• **Page extract**:
——

By Craig Allen, co-founder of hospitality recruitment agency, The Change Group.
Paul Scully is presuming that by exiting the EU, Britain will then open its borders to immigrants from outside the EU, which is not a guarantee. He is also not taking into consideration the chef talent that we are already losing to other countries (such as Australia and Hong Kong) where chefs earn better money, work less hours and live in a nicer climate. There is no guarantee that chefs from outside the EU will want to immigrate to the UK and anyway, employers could have to meet strict new criteria should they wish to employ foreign staff. EU nationals currently employed in the UK could possibly be protected for as long as they continue to work, however there is less certainty about how EU workers’ wanting to come into the country would be affected.
“Nick Clegg recently stated in The Guardian that there are 3,000,000 British jobs that depend on the UK being a part of the EU. The fact remains that Britain does not currently have the talent pool to sustain these jobs if migrants are not available to contribute to the recruitment landscape especially in the hospitality industry here in London. In an ideal world we would be encouraging and training up young British school leavers to be chefs, but the chef shortage is affecting us now and exiting the EU will just have a further detrimental effect and lose a large proportion of EU talent. Clearly it is our hope that more young British people will get into the hospitality industry – but this is not a given.

——

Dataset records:
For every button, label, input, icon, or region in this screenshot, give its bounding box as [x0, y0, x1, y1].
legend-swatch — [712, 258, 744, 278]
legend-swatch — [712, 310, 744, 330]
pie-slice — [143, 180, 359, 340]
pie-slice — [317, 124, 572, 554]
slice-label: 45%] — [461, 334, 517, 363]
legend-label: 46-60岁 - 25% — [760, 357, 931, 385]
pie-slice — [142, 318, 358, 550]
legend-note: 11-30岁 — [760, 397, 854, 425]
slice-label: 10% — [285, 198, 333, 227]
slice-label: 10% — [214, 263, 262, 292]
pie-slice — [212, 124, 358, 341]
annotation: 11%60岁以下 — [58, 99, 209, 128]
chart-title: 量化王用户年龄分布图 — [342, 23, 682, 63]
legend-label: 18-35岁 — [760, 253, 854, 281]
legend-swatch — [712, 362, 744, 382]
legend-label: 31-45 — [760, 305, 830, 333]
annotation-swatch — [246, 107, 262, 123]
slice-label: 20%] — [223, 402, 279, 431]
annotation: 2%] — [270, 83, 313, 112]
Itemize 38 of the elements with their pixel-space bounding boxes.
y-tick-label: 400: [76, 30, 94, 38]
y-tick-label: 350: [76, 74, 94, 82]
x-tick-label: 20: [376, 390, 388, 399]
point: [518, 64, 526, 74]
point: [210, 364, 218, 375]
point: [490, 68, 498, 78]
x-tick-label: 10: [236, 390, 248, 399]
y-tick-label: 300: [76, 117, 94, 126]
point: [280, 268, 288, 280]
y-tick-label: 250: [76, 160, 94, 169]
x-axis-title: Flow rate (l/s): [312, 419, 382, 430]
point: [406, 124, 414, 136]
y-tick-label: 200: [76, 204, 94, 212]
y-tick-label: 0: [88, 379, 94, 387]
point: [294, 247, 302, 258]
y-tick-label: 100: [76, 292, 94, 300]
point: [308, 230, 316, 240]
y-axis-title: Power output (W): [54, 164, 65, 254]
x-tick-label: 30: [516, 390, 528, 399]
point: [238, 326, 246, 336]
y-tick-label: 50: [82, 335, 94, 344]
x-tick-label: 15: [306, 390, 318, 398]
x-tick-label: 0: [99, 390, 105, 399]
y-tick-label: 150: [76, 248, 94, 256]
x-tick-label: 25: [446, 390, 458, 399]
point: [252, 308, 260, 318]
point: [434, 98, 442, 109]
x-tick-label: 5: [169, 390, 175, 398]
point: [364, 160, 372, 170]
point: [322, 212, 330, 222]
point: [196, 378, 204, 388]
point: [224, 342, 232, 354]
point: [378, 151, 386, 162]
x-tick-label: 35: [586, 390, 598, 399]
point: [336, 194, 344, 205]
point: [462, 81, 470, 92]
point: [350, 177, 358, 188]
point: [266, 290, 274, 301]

——

• **What you need to do**: Please take the commentary on leaving the EU and the chef shortage in hospitality further, starting right after its last sentence.

• **Result**:
“Within the hospitality industry, we have seen restaurants struggling to fill both front and back of house positions due to a lack of talent, which is worrying when you consider how many of these people come from countries in the EU. Just last year we conducted a survey which showed that nearly 60% of the candidates we register at Change are from outside Britain of which 48% come from countries within the EU. Losing or not attracting a large part of the hospitality workforce could have a detrimental effect on the industry, not to mention the economy.
“Over the past 10 years the hospitality industry in Britain has made incredible headway to solidify its position as a culinary capital of the world, however this is very much reliant on restaurant investors and chefs bringing new ideas into the country and diners sustaining this growth. An exit from the EU could affect investment into the industry and the talent supply, and there could also be a reduction in wealthy residents (especially if banks relocate from London as they are threatening). Tourism could also be affected due to visa restrictions making it increasingly difficult for people to travel.